INPUT DATA:
* * *

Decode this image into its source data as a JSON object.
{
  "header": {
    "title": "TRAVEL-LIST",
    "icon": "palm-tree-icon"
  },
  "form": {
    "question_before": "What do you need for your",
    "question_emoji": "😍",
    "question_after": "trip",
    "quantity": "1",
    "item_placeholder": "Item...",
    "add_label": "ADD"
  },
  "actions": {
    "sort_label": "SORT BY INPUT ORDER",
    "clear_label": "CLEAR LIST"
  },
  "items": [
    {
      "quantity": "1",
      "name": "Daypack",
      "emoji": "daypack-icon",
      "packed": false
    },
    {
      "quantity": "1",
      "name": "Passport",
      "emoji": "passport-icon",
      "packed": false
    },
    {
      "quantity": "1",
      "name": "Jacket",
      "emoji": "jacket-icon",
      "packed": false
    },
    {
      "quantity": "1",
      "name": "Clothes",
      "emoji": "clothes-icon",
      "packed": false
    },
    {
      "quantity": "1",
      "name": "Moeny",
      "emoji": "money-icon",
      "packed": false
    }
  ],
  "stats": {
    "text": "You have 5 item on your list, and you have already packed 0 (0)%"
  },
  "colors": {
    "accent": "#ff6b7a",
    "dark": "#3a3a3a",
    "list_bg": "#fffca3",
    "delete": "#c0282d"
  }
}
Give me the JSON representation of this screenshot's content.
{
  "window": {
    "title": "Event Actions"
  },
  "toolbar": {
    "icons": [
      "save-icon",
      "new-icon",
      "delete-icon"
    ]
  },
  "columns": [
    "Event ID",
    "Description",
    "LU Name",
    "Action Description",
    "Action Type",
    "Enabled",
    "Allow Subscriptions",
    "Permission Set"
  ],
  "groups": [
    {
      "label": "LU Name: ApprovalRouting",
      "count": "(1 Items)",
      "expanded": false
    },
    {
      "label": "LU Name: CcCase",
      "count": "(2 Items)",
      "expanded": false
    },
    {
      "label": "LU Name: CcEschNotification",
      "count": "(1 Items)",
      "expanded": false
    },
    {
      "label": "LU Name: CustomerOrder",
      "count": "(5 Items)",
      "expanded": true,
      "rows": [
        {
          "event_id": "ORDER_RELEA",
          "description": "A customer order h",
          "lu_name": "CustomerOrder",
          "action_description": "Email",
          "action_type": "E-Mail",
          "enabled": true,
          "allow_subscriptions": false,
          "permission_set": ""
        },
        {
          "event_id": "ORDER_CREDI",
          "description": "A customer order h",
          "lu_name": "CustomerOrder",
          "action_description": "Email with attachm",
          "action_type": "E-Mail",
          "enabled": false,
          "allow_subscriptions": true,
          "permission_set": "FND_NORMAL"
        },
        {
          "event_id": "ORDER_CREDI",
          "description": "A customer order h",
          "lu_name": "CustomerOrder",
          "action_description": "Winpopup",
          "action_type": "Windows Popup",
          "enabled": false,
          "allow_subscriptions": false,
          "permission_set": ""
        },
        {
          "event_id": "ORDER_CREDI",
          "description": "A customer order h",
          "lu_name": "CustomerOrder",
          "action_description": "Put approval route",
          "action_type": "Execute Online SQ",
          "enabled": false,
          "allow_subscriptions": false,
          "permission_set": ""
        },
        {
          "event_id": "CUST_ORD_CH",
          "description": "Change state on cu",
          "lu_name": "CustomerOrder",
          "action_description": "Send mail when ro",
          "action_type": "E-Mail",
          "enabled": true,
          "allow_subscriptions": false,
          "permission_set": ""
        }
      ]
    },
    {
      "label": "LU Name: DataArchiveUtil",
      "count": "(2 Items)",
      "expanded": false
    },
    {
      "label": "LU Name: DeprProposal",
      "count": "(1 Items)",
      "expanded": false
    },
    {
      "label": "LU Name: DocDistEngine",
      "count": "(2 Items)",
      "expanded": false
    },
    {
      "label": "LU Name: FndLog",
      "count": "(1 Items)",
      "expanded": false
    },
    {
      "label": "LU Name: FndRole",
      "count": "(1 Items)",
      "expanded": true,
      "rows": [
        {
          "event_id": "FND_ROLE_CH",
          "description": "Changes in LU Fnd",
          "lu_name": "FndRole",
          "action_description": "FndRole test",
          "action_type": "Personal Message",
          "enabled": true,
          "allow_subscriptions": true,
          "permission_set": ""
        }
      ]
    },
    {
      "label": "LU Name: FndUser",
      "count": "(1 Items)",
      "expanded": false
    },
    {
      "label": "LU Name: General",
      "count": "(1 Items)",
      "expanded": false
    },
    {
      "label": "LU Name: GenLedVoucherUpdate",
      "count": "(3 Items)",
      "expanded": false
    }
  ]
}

* * *

WORK TO COMPLETE:
Return each line among the entries that holds the word "Email".

ANSWER FOR THE TASK:
          "action_description": "Email",
          "action_description": "Email with attachm",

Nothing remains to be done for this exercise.